Retype the full set of records. Keep every character identical.
----
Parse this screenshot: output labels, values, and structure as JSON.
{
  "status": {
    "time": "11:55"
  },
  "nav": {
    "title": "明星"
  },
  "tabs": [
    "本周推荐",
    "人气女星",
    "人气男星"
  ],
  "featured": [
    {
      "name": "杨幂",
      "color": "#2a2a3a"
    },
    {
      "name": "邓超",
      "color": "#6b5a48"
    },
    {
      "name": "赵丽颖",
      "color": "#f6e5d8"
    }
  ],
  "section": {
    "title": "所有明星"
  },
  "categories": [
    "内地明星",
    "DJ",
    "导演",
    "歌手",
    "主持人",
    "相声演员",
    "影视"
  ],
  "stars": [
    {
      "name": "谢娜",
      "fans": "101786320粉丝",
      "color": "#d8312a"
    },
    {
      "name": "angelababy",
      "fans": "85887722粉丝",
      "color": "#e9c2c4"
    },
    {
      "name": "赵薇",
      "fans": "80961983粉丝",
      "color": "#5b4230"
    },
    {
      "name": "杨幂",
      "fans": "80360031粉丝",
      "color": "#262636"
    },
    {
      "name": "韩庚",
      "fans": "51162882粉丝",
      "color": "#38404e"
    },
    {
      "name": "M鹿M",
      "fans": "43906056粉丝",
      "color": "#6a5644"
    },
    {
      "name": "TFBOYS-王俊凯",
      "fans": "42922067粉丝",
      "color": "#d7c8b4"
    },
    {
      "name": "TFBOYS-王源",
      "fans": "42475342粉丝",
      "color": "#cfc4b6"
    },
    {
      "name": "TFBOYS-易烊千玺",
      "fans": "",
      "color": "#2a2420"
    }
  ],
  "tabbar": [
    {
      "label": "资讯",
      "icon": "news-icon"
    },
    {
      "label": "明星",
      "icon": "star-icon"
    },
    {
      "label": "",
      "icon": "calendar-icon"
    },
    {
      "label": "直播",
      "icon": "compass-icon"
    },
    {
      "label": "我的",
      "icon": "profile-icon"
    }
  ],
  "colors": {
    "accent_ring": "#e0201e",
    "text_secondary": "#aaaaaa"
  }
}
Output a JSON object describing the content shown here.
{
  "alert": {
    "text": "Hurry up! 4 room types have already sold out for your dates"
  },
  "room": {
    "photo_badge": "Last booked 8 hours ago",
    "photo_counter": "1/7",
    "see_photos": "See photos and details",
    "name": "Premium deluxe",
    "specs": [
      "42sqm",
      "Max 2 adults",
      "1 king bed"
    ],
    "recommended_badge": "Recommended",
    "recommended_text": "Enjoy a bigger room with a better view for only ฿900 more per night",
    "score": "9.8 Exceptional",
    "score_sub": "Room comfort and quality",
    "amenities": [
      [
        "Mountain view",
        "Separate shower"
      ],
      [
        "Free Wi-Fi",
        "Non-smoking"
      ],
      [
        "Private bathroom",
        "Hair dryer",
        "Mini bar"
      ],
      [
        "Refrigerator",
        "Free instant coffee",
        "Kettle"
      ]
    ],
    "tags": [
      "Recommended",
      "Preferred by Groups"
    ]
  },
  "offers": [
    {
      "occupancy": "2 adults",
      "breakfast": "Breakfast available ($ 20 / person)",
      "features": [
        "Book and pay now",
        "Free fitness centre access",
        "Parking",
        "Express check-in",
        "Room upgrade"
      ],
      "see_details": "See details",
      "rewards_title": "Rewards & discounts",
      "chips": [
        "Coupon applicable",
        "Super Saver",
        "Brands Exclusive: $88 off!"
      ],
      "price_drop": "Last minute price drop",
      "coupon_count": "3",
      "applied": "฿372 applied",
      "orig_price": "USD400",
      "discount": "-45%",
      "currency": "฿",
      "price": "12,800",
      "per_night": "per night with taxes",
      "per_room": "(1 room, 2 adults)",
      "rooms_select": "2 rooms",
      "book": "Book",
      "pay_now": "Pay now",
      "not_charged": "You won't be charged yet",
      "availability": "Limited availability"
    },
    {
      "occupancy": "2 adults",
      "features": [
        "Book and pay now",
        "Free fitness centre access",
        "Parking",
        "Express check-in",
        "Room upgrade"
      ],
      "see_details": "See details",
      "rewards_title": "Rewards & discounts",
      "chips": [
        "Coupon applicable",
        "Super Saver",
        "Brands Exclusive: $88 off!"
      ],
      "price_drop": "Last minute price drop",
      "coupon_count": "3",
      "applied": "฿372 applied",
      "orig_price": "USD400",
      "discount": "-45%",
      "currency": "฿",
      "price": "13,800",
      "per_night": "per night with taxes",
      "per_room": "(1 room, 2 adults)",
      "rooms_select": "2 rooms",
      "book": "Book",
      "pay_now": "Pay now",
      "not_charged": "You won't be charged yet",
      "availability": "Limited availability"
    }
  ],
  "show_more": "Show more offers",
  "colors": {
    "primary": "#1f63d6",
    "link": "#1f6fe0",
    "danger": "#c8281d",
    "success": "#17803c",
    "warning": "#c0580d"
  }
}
----
→ The completed task:
Parse this screenshot: output labels, values, and structure as JSON.
{
  "status": {
    "time": "11:55"
  },
  "nav": {
    "title": "明星"
  },
  "tabs": [
    "本周推荐",
    "人气女星",
    "人气男星"
  ],
  "featured": [
    {
      "name": "杨幂",
      "color": "#2a2a3a"
    },
    {
      "name": "邓超",
      "color": "#6b5a48"
    },
    {
      "name": "赵丽颖",
      "color": "#f6e5d8"
    }
  ],
  "section": {
    "title": "所有明星"
  },
  "categories": [
    "内地明星",
    "DJ",
    "导演",
    "歌手",
    "主持人",
    "相声演员",
    "影视"
  ],
  "stars": [
    {
      "name": "谢娜",
      "fans": "101786320粉丝",
      "color": "#d8312a"
    },
    {
      "name": "angelababy",
      "fans": "85887722粉丝",
      "color": "#e9c2c4"
    },
    {
      "name": "赵薇",
      "fans": "80961983粉丝",
      "color": "#5b4230"
    },
    {
      "name": "杨幂",
      "fans": "80360031粉丝",
      "color": "#262636"
    },
    {
      "name": "韩庚",
      "fans": "51162882粉丝",
      "color": "#38404e"
    },
    {
      "name": "M鹿M",
      "fans": "43906056粉丝",
      "color": "#6a5644"
    },
    {
      "name": "TFBOYS-王俊凯",
      "fans": "42922067粉丝",
      "color": "#d7c8b4"
    },
    {
      "name": "TFBOYS-王源",
      "fans": "42475342粉丝",
      "color": "#cfc4b6"
    },
    {
      "name": "TFBOYS-易烊千玺",
      "fans": "",
      "color": "#2a2420"
    }
  ],
  "tabbar": [
    {
      "label": "资讯",
      "icon": "news-icon"
    },
    {
      "label": "明星",
      "icon": "star-icon"
    },
    {
      "label": "",
      "icon": "calendar-icon"
    },
    {
      "label": "直播",
      "icon": "compass-icon"
    },
    {
      "label": "我的",
      "icon": "profile-icon"
    }
  ],
  "colors": {
    "accent_ring": "#e0201e",
    "text_secondary": "#aaaaaa"
  }
}
Output a JSON object describing the content shown here.
{
  "alert": {
    "text": "Hurry up! 4 room types have already sold out for your dates"
  },
  "room": {
    "photo_badge": "Last booked 8 hours ago",
    "photo_counter": "1/7",
    "see_photos": "See photos and details",
    "name": "Premium deluxe",
    "specs": [
      "42sqm",
      "Max 2 adults",
      "1 king bed"
    ],
    "recommended_badge": "Recommended",
    "recommended_text": "Enjoy a bigger room with a better view for only ฿900 more per night",
    "score": "9.8 Exceptional",
    "score_sub": "Room comfort and quality",
    "amenities": [
      [
        "Mountain view",
        "Separate shower"
      ],
      [
        "Free Wi-Fi",
        "Non-smoking"
      ],
      [
        "Private bathroom",
        "Hair dryer",
        "Mini bar"
      ],
      [
        "Refrigerator",
        "Free instant coffee",
        "Kettle"
      ]
    ],
    "tags": [
      "Recommended",
      "Preferred by Groups"
    ]
  },
  "offers": [
    {
      "occupancy": "2 adults",
      "breakfast": "Breakfast available ($ 20 / person)",
      "features": [
        "Book and pay now",
        "Free fitness centre access",
        "Parking",
        "Express check-in",
        "Room upgrade"
      ],
      "see_details": "See details",
      "rewards_title": "Rewards & discounts",
      "chips": [
        "Coupon applicable",
        "Super Saver",
        "Brands Exclusive: $88 off!"
      ],
      "price_drop": "Last minute price drop",
      "coupon_count": "3",
      "applied": "฿372 applied",
      "orig_price": "USD400",
      "discount": "-45%",
      "currency": "฿",
      "price": "12,800",
      "per_night": "per night with taxes",
      "per_room": "(1 room, 2 adults)",
      "rooms_select": "2 rooms",
      "book": "Book",
      "pay_now": "Pay now",
      "not_charged": "You won't be charged yet",
      "availability": "Limited availability"
    },
    {
      "occupancy": "2 adults",
      "features": [
        "Book and pay now",
        "Free fitness centre access",
        "Parking",
        "Express check-in",
        "Room upgrade"
      ],
      "see_details": "See details",
      "rewards_title": "Rewards & discounts",
      "chips": [
        "Coupon applicable",
        "Super Saver",
        "Brands Exclusive: $88 off!"
      ],
      "price_drop": "Last minute price drop",
      "coupon_count": "3",
      "applied": "฿372 applied",
      "orig_price": "USD400",
      "discount": "-45%",
      "currency": "฿",
      "price": "13,800",
      "per_night": "per night with taxes",
      "per_room": "(1 room, 2 adults)",
      "rooms_select": "2 rooms",
      "book": "Book",
      "pay_now": "Pay now",
      "not_charged": "You won't be charged yet",
      "availability": "Limited availability"
    }
  ],
  "show_more": "Show more offers",
  "colors": {
    "primary": "#1f63d6",
    "link": "#1f6fe0",
    "danger": "#c8281d",
    "success": "#17803c",
    "warning": "#c0580d"
  }
}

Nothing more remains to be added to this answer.